>> begin Text excerpt

Offset relations from the Herriott et al. (2019a) data suggest similar challenges to obtaining accurate LA-ICPMS-based MDAs. The sampling density of the Jurassic youthful DZ populations by LA-ICPMS is relatively high, and a single-grain MDA-based chronostratigraphic framework derived from those in situ data would be inaccurate at ±2σ (Y). Although Herriott et al. (2019a) did not place chronostratigraphic significance on their LA-ICPMS results, they did suggest that LA-ICPMS-based MDA studies consider favoring YSP (or YC2σ) because of the statistical underpinnings and tendency to coincide with their CA-ID-TIMS-based MDAs. However, that recommendation is subject to the same assessment noted in the previous paragraph: any typical LA-ICPMS-based MDA interpretive tactic would likely include dates that bear systematic and/or geologic biases – near and beyond ±2σ (Y; Fig. 10) – that current algorithms, including YSP, cannot validly mitigate.

The tandem DZ date pairs of our case study only sparsely sample youthful populations, yet they also conform to the trends of the previously published studies. Average LA-ICPMS offsets for the 4 Slope Mountain DZ date pairs are −3.0 % and −3.1 Myr (Fig. 10), ranging from −0.3 % to −6.4 % and from −0.3 to −6.5 Myr (Table 1; Fig. 9); for reference, the average reported uncertainties (2σ at Y) for the tandem DZ LA-ICPMS dates are ±3.8 % and ±3.7 Myr. This pairwise bias suggests that the LA-ICPMS DZ dates not only reflect random scatter during analysis but also include a source of error that will always yield younger dates (e.g., Pb loss) or be systematically prone to rendering a young bias in Mesozoic zircon (e.g., matrix effects; see below). Again removing the geologic complexities tied to DZ, the Ninuluk Bluff tephra zircon date pairs (n=6) have average LA-ICPMS offsets of −2.3 % and −2.2 Myr (Fig. 10), ranging from −0.36 % to −3.68 % and from −0.34 to −3.49 Myr (Table 2; Fig. 9); for reference, the average reported uncertainties (2σ at Y) for the tandem tephra zircon LA-ICPMS dates are ±3.2 % and ±2.9 Myr. The tephra zircon date distributions (LA-ICPMS and CA-ID-TIMS) are consistent with analytical dispersion among a single population as resolved by the methods, but the LA-ICPMS results have pervasive negative offsets (Table 2; Fig. 7), demonstrating that U–Pb geochronologic challenges for LA-ICPMS are not unique to DZ (see also Tian et al., 2022; Howard et al., 2025). Although Pb loss is the most widely cited cause for young bias in DZ MDA case studies, variable ablation behavior is an additional candidate source of negative offset for LA-ICPMS data that is examined in the following section.

>> end Text excerpt
>> begin Stored records

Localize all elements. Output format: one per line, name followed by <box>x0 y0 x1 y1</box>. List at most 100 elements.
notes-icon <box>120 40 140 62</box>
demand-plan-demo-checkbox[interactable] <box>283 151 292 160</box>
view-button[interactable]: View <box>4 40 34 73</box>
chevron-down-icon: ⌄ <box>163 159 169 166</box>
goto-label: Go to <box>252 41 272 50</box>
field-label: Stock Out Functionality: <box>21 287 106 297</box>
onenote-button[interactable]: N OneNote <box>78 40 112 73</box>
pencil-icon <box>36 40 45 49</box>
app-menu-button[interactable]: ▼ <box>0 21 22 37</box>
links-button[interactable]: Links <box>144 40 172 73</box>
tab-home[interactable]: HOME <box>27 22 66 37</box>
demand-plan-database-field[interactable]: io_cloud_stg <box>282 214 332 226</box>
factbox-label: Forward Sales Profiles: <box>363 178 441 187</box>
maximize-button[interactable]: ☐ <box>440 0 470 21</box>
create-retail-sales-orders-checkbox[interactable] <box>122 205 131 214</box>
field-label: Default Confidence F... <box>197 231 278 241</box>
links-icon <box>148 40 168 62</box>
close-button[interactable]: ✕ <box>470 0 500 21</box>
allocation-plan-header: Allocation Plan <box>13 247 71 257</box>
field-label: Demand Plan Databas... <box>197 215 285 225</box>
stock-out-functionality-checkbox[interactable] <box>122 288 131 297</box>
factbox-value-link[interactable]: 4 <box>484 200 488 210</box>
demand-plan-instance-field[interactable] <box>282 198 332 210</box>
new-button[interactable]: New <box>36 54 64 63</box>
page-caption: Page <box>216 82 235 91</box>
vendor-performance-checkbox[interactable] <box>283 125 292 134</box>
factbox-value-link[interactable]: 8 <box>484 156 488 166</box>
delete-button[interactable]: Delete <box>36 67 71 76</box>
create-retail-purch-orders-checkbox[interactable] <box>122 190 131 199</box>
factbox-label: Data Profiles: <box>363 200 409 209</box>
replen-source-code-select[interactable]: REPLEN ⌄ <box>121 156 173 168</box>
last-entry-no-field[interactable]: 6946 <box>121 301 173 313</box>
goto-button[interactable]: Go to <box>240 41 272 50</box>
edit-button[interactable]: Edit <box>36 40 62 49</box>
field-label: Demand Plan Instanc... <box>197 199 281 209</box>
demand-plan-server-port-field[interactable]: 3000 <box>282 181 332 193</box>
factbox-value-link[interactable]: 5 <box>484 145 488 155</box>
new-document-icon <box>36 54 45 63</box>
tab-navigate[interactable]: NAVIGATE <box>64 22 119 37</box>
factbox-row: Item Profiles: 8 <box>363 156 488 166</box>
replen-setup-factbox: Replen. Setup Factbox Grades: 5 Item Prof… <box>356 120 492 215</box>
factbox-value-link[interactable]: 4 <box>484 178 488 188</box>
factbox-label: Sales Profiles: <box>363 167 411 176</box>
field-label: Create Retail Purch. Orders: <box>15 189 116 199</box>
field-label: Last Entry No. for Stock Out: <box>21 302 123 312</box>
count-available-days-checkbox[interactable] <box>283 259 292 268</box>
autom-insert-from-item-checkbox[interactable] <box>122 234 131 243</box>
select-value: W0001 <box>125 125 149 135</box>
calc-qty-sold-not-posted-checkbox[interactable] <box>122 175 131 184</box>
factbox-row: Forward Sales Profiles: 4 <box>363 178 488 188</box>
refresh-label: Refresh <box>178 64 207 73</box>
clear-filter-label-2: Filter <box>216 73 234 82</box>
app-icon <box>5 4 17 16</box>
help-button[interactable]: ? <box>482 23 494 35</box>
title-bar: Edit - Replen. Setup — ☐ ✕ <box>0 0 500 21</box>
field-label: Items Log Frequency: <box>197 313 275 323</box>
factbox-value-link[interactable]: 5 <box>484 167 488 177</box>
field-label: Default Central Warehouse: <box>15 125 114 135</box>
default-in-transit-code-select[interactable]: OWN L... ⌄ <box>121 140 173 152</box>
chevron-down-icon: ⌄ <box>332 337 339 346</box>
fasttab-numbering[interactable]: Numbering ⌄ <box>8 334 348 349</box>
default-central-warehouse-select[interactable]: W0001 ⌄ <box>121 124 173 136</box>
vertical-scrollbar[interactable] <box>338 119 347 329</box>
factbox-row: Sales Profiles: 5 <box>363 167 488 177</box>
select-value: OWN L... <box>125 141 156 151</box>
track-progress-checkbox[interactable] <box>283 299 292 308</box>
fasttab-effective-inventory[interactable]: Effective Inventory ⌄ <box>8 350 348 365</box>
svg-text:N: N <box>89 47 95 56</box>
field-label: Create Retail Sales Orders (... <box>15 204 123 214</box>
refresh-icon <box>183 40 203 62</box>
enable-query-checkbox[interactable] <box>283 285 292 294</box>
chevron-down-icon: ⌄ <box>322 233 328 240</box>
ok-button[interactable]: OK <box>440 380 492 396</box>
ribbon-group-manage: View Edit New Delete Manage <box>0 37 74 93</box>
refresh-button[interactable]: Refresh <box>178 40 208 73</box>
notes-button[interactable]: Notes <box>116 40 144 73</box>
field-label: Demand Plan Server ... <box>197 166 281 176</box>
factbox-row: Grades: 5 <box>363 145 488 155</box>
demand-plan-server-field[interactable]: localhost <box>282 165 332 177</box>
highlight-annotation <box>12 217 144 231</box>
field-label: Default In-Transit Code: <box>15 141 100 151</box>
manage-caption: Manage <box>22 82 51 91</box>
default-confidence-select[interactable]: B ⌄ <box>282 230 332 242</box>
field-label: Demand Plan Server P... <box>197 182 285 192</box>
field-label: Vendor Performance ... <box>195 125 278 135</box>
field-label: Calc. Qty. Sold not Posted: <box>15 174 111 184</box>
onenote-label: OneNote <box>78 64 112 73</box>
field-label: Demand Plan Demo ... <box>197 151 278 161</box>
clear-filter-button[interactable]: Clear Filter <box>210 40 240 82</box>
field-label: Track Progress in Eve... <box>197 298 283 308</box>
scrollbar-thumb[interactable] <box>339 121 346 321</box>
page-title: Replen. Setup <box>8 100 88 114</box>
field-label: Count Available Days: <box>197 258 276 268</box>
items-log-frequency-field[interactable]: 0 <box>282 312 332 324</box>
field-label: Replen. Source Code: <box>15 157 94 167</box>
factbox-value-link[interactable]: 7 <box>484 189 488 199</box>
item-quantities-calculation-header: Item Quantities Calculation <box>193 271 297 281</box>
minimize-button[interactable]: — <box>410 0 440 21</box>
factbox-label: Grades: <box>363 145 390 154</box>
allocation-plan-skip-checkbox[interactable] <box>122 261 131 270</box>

>> end Stored records

• [What is required] In the text excerpt on LA-ICPMS zircon dating, what average LA-ICPMS offsets are given for the Ninuluk Bluff tephra zircon date pairs?

• [In response] −2.3 % and −2.2 Myr